** BEGIN Extracted records **

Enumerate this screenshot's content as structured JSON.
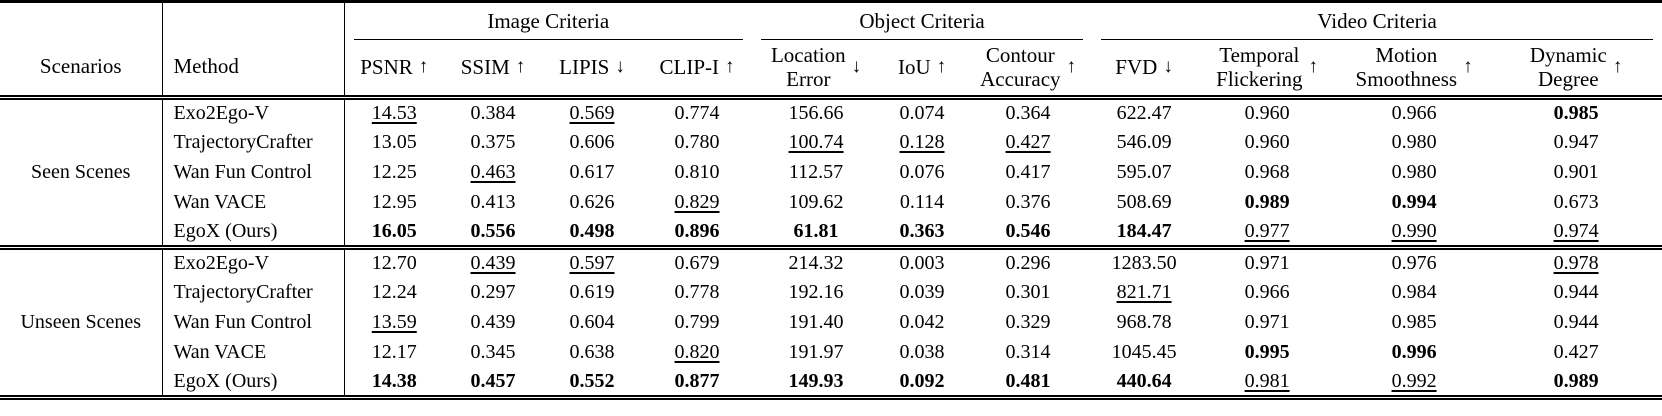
{
  "table": {
    "corner": {
      "scenarios": "Scenarios",
      "method": "Method"
    },
    "groups": [
      {
        "label": "Image Criteria",
        "span": 4
      },
      {
        "label": "Object Criteria",
        "span": 3
      },
      {
        "label": "Video Criteria",
        "span": 4
      }
    ],
    "columns": [
      {
        "line1": "PSNR",
        "line2": "",
        "arrow": "↑"
      },
      {
        "line1": "SSIM",
        "line2": "",
        "arrow": "↑"
      },
      {
        "line1": "LIPIS",
        "line2": "",
        "arrow": "↓"
      },
      {
        "line1": "CLIP-I",
        "line2": "",
        "arrow": "↑"
      },
      {
        "line1": "Location",
        "line2": "Error",
        "arrow": "↓"
      },
      {
        "line1": "IoU",
        "line2": "",
        "arrow": "↑"
      },
      {
        "line1": "Contour",
        "line2": "Accuracy",
        "arrow": "↑"
      },
      {
        "line1": "FVD",
        "line2": "",
        "arrow": "↓"
      },
      {
        "line1": "Temporal",
        "line2": "Flickering",
        "arrow": "↑"
      },
      {
        "line1": "Motion",
        "line2": "Smoothness",
        "arrow": "↑"
      },
      {
        "line1": "Dynamic",
        "line2": "Degree",
        "arrow": "↑"
      }
    ],
    "sections": [
      {
        "scenario": "Seen Scenes",
        "rows": [
          {
            "method": "Exo2Ego-V",
            "values": [
              "14.53",
              "0.384",
              "0.569",
              "0.774",
              "156.66",
              "0.074",
              "0.364",
              "622.47",
              "0.960",
              "0.966",
              "0.985"
            ],
            "styles": [
              "u",
              "",
              "u",
              "",
              "",
              "",
              "",
              "",
              "",
              "",
              "b"
            ]
          },
          {
            "method": "TrajectoryCrafter",
            "values": [
              "13.05",
              "0.375",
              "0.606",
              "0.780",
              "100.74",
              "0.128",
              "0.427",
              "546.09",
              "0.960",
              "0.980",
              "0.947"
            ],
            "styles": [
              "",
              "",
              "",
              "",
              "u",
              "u",
              "u",
              "",
              "",
              "",
              ""
            ]
          },
          {
            "method": "Wan Fun Control",
            "values": [
              "12.25",
              "0.463",
              "0.617",
              "0.810",
              "112.57",
              "0.076",
              "0.417",
              "595.07",
              "0.968",
              "0.980",
              "0.901"
            ],
            "styles": [
              "",
              "u",
              "",
              "",
              "",
              "",
              "",
              "",
              "",
              "",
              ""
            ]
          },
          {
            "method": "Wan VACE",
            "values": [
              "12.95",
              "0.413",
              "0.626",
              "0.829",
              "109.62",
              "0.114",
              "0.376",
              "508.69",
              "0.989",
              "0.994",
              "0.673"
            ],
            "styles": [
              "",
              "",
              "",
              "u",
              "",
              "",
              "",
              "",
              "b",
              "b",
              ""
            ]
          },
          {
            "method": "EgoX (Ours)",
            "values": [
              "16.05",
              "0.556",
              "0.498",
              "0.896",
              "61.81",
              "0.363",
              "0.546",
              "184.47",
              "0.977",
              "0.990",
              "0.974"
            ],
            "styles": [
              "b",
              "b",
              "b",
              "b",
              "b",
              "b",
              "b",
              "b",
              "u",
              "u",
              "u"
            ]
          }
        ]
      },
      {
        "scenario": "Unseen Scenes",
        "rows": [
          {
            "method": "Exo2Ego-V",
            "values": [
              "12.70",
              "0.439",
              "0.597",
              "0.679",
              "214.32",
              "0.003",
              "0.296",
              "1283.50",
              "0.971",
              "0.976",
              "0.978"
            ],
            "styles": [
              "",
              "u",
              "u",
              "",
              "",
              "",
              "",
              "",
              "",
              "",
              "u"
            ]
          },
          {
            "method": "TrajectoryCrafter",
            "values": [
              "12.24",
              "0.297",
              "0.619",
              "0.778",
              "192.16",
              "0.039",
              "0.301",
              "821.71",
              "0.966",
              "0.984",
              "0.944"
            ],
            "styles": [
              "",
              "",
              "",
              "",
              "",
              "",
              "",
              "u",
              "",
              "",
              ""
            ]
          },
          {
            "method": "Wan Fun Control",
            "values": [
              "13.59",
              "0.439",
              "0.604",
              "0.799",
              "191.40",
              "0.042",
              "0.329",
              "968.78",
              "0.971",
              "0.985",
              "0.944"
            ],
            "styles": [
              "u",
              "",
              "",
              "",
              "",
              "",
              "",
              "",
              "",
              "",
              ""
            ]
          },
          {
            "method": "Wan VACE",
            "values": [
              "12.17",
              "0.345",
              "0.638",
              "0.820",
              "191.97",
              "0.038",
              "0.314",
              "1045.45",
              "0.995",
              "0.996",
              "0.427"
            ],
            "styles": [
              "",
              "",
              "",
              "u",
              "",
              "",
              "",
              "",
              "b",
              "b",
              ""
            ]
          },
          {
            "method": "EgoX (Ours)",
            "values": [
              "14.38",
              "0.457",
              "0.552",
              "0.877",
              "149.93",
              "0.092",
              "0.481",
              "440.64",
              "0.981",
              "0.992",
              "0.989"
            ],
            "styles": [
              "b",
              "b",
              "b",
              "b",
              "b",
              "b",
              "b",
              "b",
              "u",
              "u",
              "b"
            ]
          }
        ]
      }
    ]
  }
}
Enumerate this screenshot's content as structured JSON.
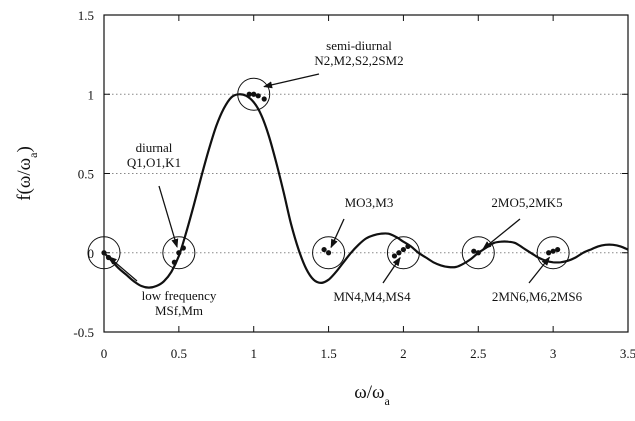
{
  "chart_data": {
    "type": "line",
    "title": "",
    "xlabel": {
      "main": "ω/ω",
      "sub": "a"
    },
    "ylabel": {
      "pre": "f(ω/ω",
      "sub": "a",
      "post": ")"
    },
    "xlim": [
      0,
      3.5
    ],
    "ylim": [
      -0.5,
      1.5
    ],
    "xticks": [
      "0",
      "0.5",
      "1",
      "1.5",
      "2",
      "2.5",
      "3",
      "3.5"
    ],
    "xtick_values": [
      0,
      0.5,
      1,
      1.5,
      2,
      2.5,
      3,
      3.5
    ],
    "yticks": [
      "-0.5",
      "0",
      "0.5",
      "1",
      "1.5"
    ],
    "ytick_values": [
      -0.5,
      0,
      0.5,
      1,
      1.5
    ],
    "grid": "horizontal dotted at 0, 0.5, 1",
    "series": [
      {
        "function": "sin(pi*x)/(pi*x)",
        "x": [
          0,
          0.05,
          0.1,
          0.15,
          0.2,
          0.25,
          0.3,
          0.35,
          0.4,
          0.45,
          0.5,
          0.55,
          0.6,
          0.65,
          0.7,
          0.75,
          0.8,
          0.85,
          0.9,
          0.95,
          1.0,
          1.05,
          1.1,
          1.15,
          1.2,
          1.25,
          1.3,
          1.35,
          1.4,
          1.45,
          1.5,
          1.55,
          1.6,
          1.65,
          1.7,
          1.75,
          1.8,
          1.85,
          1.9,
          1.95,
          2.0,
          2.05,
          2.1,
          2.15,
          2.2,
          2.25,
          2.3,
          2.35,
          2.4,
          2.45,
          2.5,
          2.55,
          2.6,
          2.65,
          2.7,
          2.75,
          2.8,
          2.85,
          2.9,
          2.95,
          3.0,
          3.05,
          3.1,
          3.15,
          3.2,
          3.25,
          3.3,
          3.35,
          3.4,
          3.45,
          3.5
        ],
        "y": [
          0,
          -0.05,
          -0.1,
          -0.14,
          -0.18,
          -0.21,
          -0.22,
          -0.21,
          -0.18,
          -0.12,
          -0.02,
          0.13,
          0.3,
          0.48,
          0.65,
          0.8,
          0.91,
          0.98,
          1.0,
          0.99,
          0.95,
          0.87,
          0.74,
          0.57,
          0.38,
          0.18,
          0.02,
          -0.1,
          -0.17,
          -0.19,
          -0.17,
          -0.12,
          -0.06,
          0.0,
          0.05,
          0.09,
          0.11,
          0.12,
          0.12,
          0.1,
          0.07,
          0.04,
          0.0,
          -0.03,
          -0.06,
          -0.08,
          -0.09,
          -0.09,
          -0.07,
          -0.04,
          0.0,
          0.03,
          0.06,
          0.07,
          0.07,
          0.06,
          0.03,
          0.0,
          -0.03,
          -0.05,
          -0.06,
          -0.06,
          -0.05,
          -0.03,
          0.0,
          0.02,
          0.04,
          0.05,
          0.05,
          0.04,
          0.02
        ]
      }
    ],
    "constituent_points": [
      {
        "x": 0.0,
        "y": 0.0
      },
      {
        "x": 0.03,
        "y": -0.03
      },
      {
        "x": 0.47,
        "y": -0.06
      },
      {
        "x": 0.5,
        "y": 0.0
      },
      {
        "x": 0.53,
        "y": 0.03
      },
      {
        "x": 0.97,
        "y": 1.0
      },
      {
        "x": 1.0,
        "y": 1.0
      },
      {
        "x": 1.03,
        "y": 0.99
      },
      {
        "x": 1.07,
        "y": 0.97
      },
      {
        "x": 1.47,
        "y": 0.02
      },
      {
        "x": 1.5,
        "y": 0.0
      },
      {
        "x": 1.94,
        "y": -0.02
      },
      {
        "x": 1.97,
        "y": 0.0
      },
      {
        "x": 2.0,
        "y": 0.02
      },
      {
        "x": 2.03,
        "y": 0.04
      },
      {
        "x": 2.47,
        "y": 0.01
      },
      {
        "x": 2.5,
        "y": 0.0
      },
      {
        "x": 2.97,
        "y": 0.0
      },
      {
        "x": 3.0,
        "y": 0.01
      },
      {
        "x": 3.03,
        "y": 0.02
      }
    ],
    "circles": [
      {
        "x": 0.0,
        "y": 0.0
      },
      {
        "x": 0.5,
        "y": 0.0
      },
      {
        "x": 1.0,
        "y": 1.0
      },
      {
        "x": 1.5,
        "y": 0.0
      },
      {
        "x": 2.0,
        "y": 0.0
      },
      {
        "x": 2.5,
        "y": 0.0
      },
      {
        "x": 3.0,
        "y": 0.0
      }
    ],
    "annotations": [
      {
        "id": "semi-diurnal",
        "lines": [
          "semi-diurnal",
          "N2,M2,S2,2SM2"
        ],
        "arrow_to": {
          "x": 1.03,
          "y": 1.04
        }
      },
      {
        "id": "diurnal",
        "lines": [
          "diurnal",
          "Q1,O1,K1"
        ],
        "arrow_to": {
          "x": 0.5,
          "y": 0.0
        }
      },
      {
        "id": "mo3",
        "lines": [
          "MO3,M3"
        ],
        "arrow_to": {
          "x": 1.5,
          "y": 0.0
        }
      },
      {
        "id": "2mo5",
        "lines": [
          "2MO5,2MK5"
        ],
        "arrow_to": {
          "x": 2.5,
          "y": 0.0
        }
      },
      {
        "id": "low-frequency",
        "lines": [
          "low frequency",
          "MSf,Mm"
        ],
        "arrow_to": {
          "x": 0.0,
          "y": 0.0
        }
      },
      {
        "id": "mn4",
        "lines": [
          "MN4,M4,MS4"
        ],
        "arrow_to": {
          "x": 2.0,
          "y": 0.0
        }
      },
      {
        "id": "2mn6",
        "lines": [
          "2MN6,M6,2MS6"
        ],
        "arrow_to": {
          "x": 3.0,
          "y": 0.0
        }
      }
    ],
    "colors": {
      "line": "#111111",
      "grid": "#888888",
      "axis": "#111111",
      "background": "#ffffff"
    }
  }
}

** END Extracted records **

• [Given exercise]: Copy every line of the material in which the word "grid" occurs.

• [Solution to this problem]:
    "grid": "horizontal dotted at 0, 0.5, 1",
      "grid": "#888888",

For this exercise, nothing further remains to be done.